▶ Aim of the exercise:
List all lines in the material below that contain "good".

▶ Rows:
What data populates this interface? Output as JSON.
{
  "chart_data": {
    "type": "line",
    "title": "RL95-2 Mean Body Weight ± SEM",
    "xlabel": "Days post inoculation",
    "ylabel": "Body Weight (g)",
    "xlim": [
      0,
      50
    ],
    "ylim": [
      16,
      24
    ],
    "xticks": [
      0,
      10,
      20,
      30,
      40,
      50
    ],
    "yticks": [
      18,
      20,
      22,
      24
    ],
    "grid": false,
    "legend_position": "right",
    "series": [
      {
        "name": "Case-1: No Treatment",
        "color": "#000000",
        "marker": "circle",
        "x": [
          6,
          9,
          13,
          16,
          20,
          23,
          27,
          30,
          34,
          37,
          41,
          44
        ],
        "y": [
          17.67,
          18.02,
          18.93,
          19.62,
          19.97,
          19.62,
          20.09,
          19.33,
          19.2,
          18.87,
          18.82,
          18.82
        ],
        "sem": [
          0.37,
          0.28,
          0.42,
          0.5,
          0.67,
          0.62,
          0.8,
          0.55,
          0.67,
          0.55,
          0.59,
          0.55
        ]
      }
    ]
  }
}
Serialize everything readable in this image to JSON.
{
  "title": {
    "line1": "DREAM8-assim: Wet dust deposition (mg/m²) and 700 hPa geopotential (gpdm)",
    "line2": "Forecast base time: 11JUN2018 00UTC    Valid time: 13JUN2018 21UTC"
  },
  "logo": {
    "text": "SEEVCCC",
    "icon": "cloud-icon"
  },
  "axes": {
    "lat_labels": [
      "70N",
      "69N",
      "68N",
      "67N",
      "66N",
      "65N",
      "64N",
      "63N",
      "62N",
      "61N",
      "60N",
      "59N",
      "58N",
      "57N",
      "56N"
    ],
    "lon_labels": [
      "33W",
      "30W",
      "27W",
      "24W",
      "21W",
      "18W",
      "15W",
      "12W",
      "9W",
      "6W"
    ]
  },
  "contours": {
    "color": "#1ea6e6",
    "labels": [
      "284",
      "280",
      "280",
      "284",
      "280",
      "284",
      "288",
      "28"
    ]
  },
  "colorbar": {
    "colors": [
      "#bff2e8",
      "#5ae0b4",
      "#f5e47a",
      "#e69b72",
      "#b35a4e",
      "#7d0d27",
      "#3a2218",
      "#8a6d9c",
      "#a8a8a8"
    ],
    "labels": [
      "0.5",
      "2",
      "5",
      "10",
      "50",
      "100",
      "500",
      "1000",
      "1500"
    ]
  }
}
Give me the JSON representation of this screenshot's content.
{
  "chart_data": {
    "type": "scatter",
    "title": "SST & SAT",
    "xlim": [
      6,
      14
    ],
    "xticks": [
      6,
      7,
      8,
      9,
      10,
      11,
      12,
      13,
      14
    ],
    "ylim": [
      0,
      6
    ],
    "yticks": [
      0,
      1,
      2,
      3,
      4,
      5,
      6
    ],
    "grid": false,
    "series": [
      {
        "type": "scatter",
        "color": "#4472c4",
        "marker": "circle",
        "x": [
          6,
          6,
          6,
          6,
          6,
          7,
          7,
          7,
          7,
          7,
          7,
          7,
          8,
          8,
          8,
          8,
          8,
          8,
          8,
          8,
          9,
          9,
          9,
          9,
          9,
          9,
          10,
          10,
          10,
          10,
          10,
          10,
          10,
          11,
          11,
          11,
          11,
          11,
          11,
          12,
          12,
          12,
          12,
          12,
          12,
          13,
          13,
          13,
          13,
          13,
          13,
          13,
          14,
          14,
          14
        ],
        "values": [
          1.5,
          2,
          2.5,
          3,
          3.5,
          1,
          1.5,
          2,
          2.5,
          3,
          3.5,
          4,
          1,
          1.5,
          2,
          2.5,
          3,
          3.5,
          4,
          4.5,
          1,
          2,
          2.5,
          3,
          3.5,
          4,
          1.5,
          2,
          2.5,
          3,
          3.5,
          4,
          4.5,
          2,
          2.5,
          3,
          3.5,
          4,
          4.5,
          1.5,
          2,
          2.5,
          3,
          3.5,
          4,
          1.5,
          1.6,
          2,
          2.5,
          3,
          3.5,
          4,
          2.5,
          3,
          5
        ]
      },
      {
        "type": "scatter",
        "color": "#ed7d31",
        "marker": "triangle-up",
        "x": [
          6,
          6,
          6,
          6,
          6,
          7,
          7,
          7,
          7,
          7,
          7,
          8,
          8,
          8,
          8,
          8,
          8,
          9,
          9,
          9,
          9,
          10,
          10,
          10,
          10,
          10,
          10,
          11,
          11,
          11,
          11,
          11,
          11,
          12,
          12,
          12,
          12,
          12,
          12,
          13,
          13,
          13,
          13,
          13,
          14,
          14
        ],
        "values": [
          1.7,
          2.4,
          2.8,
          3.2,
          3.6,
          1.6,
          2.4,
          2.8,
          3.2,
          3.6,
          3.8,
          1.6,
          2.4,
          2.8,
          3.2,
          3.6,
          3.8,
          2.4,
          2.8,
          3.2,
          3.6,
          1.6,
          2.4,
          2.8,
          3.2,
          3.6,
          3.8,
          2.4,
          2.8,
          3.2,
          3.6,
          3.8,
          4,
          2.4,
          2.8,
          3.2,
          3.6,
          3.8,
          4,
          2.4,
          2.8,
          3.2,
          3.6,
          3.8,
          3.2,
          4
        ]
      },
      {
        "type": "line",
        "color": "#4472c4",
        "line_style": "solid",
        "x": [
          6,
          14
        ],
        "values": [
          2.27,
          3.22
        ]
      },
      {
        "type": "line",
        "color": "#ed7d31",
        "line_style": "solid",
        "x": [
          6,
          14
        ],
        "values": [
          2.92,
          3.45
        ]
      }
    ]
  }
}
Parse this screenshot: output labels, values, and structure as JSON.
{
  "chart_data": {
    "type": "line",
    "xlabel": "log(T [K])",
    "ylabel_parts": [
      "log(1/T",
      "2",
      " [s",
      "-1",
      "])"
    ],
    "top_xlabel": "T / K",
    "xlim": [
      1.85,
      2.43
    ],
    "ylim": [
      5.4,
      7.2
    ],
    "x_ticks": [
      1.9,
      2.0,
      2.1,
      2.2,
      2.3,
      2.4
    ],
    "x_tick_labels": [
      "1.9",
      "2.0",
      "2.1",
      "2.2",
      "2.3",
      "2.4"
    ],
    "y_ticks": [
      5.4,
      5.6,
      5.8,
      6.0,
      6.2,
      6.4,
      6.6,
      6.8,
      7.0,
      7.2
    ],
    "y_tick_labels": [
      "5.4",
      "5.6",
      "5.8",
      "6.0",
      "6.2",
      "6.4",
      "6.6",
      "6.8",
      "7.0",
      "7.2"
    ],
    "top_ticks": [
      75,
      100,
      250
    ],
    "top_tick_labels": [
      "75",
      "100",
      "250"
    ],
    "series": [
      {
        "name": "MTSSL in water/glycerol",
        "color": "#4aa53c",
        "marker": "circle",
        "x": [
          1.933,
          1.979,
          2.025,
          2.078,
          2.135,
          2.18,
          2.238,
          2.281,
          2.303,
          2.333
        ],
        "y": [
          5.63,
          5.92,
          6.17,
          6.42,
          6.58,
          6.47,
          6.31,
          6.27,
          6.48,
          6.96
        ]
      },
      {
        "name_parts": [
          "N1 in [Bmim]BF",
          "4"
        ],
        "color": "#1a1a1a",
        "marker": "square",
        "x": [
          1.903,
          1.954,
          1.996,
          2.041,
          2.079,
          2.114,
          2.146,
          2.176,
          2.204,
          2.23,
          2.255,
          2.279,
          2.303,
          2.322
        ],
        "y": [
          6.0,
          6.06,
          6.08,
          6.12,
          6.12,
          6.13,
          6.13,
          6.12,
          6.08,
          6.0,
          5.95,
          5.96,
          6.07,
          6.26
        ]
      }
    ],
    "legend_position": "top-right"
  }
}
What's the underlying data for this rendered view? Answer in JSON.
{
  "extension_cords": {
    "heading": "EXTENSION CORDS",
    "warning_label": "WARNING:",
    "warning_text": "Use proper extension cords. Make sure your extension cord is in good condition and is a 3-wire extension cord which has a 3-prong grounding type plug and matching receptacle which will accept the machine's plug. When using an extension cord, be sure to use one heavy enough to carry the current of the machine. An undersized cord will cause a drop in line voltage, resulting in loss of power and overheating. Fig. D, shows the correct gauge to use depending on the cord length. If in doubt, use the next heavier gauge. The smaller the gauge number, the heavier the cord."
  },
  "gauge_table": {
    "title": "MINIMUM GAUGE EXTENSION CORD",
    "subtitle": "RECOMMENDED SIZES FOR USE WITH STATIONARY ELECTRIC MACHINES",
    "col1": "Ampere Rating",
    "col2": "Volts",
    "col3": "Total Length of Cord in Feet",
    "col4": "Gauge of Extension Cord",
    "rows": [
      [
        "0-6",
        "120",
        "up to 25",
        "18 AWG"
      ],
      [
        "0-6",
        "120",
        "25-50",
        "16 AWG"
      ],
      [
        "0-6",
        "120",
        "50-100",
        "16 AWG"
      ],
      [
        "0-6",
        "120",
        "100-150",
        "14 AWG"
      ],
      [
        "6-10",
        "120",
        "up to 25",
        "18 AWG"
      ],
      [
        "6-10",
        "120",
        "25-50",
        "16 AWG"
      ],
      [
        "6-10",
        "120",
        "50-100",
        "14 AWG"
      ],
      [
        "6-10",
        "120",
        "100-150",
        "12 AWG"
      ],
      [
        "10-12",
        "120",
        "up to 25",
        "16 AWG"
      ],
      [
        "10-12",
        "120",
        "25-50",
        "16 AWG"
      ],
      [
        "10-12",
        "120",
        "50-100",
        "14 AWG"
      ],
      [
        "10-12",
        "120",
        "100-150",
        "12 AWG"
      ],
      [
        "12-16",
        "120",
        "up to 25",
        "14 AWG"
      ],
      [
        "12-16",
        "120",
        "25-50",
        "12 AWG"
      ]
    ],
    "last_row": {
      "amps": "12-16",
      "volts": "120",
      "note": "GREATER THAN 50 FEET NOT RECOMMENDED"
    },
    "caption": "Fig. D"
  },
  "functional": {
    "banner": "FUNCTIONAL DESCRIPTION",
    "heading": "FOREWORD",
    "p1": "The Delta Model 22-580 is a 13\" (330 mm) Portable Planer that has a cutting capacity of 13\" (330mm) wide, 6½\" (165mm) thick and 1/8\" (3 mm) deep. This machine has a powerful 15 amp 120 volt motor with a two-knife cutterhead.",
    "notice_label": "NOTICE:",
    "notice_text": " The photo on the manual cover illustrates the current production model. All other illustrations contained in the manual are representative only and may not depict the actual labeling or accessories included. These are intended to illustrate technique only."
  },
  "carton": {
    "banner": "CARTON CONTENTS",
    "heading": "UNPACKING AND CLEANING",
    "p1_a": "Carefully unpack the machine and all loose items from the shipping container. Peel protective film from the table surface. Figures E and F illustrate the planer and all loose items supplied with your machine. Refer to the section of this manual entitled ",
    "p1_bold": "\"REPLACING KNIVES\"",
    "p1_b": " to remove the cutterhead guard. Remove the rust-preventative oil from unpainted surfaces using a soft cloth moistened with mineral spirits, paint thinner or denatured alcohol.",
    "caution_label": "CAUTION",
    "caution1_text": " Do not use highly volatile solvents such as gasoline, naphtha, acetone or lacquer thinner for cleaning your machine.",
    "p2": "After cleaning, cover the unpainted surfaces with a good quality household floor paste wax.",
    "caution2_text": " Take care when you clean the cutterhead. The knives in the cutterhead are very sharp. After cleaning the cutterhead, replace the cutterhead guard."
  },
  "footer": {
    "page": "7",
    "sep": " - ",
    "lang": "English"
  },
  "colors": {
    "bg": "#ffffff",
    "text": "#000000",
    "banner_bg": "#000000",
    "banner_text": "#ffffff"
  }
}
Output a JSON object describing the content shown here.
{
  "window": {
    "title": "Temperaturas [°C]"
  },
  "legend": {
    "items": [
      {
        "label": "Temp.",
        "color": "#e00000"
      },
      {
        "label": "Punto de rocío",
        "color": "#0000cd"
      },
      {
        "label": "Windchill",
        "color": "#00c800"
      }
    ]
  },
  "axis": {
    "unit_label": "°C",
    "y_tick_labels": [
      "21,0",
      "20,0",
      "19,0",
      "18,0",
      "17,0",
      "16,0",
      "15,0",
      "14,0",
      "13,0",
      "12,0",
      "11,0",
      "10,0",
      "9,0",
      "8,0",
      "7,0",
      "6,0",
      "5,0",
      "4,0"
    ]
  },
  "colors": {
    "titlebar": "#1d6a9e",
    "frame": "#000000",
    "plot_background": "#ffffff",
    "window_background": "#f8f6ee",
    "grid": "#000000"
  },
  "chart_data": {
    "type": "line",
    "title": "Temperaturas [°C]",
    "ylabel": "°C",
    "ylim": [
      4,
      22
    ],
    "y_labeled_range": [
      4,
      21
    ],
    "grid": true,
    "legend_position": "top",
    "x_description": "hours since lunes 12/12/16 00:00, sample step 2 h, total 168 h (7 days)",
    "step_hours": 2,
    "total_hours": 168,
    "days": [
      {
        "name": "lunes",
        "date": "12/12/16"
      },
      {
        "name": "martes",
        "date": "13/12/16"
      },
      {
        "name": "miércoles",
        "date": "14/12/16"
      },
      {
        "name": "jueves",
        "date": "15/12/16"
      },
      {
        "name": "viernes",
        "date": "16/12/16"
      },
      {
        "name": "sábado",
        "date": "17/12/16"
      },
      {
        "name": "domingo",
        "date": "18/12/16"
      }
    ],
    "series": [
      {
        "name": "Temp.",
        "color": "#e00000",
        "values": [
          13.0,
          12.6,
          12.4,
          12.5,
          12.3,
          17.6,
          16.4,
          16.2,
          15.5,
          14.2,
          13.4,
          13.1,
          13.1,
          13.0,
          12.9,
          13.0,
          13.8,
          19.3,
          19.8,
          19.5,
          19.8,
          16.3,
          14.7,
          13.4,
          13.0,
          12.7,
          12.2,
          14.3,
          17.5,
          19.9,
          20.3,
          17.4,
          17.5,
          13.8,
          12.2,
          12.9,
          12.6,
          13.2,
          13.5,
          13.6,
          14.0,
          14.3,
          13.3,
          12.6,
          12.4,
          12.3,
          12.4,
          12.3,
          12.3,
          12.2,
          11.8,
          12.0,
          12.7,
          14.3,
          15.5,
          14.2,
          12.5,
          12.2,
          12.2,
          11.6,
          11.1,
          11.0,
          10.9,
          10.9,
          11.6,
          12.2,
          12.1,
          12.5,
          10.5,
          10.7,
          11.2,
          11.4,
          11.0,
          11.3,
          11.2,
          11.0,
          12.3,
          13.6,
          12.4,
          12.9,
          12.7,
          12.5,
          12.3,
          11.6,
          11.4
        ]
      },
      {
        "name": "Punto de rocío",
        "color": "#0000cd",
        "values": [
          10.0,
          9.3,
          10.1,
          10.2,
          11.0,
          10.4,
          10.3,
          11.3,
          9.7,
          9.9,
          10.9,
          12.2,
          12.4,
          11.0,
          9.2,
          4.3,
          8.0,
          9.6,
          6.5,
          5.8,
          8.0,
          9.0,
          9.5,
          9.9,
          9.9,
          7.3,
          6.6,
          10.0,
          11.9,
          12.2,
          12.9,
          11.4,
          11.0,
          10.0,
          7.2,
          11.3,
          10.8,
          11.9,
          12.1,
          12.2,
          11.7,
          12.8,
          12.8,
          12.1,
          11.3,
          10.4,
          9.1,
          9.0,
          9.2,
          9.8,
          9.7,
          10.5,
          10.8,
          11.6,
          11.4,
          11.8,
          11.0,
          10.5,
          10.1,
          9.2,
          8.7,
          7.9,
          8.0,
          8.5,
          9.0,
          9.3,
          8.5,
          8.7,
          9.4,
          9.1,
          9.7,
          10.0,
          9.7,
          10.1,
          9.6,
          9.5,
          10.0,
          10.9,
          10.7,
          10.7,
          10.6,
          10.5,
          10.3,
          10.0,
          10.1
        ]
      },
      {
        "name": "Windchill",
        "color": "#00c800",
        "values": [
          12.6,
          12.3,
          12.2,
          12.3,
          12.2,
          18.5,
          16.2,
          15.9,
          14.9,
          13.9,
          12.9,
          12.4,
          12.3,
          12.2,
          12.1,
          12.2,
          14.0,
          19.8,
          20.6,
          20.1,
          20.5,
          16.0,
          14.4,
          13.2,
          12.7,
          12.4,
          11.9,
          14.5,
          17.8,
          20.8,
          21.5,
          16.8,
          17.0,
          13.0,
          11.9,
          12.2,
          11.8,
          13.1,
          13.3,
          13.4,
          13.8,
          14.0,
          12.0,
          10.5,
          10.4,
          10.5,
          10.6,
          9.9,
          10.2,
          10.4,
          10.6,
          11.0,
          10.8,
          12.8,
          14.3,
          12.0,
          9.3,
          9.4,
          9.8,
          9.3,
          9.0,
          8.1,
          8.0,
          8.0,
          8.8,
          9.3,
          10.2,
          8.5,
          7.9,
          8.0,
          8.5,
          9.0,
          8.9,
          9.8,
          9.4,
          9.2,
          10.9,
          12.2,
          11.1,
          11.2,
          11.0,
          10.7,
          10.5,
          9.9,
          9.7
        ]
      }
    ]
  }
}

▶ Final result:
    "warning_text": "Use proper extension cords. Make sure your extension cord is in good condition and is a 3-wire extension cord which has a 3-prong grounding type plug and matching receptacle which will accept the machine's plug. When using an extension cord, be sure to use one heavy enough to carry the current of the machine. An undersized cord will cause a drop in line voltage, resulting in loss of power and overheating. Fig. D, shows the correct gauge to use depending on the cord length. If in doubt, use the next heavier gauge. The smaller the gauge number, the heavier the cord."
    "p2": "After cleaning, cover the unpainted surfaces with a good quality household floor paste wax.",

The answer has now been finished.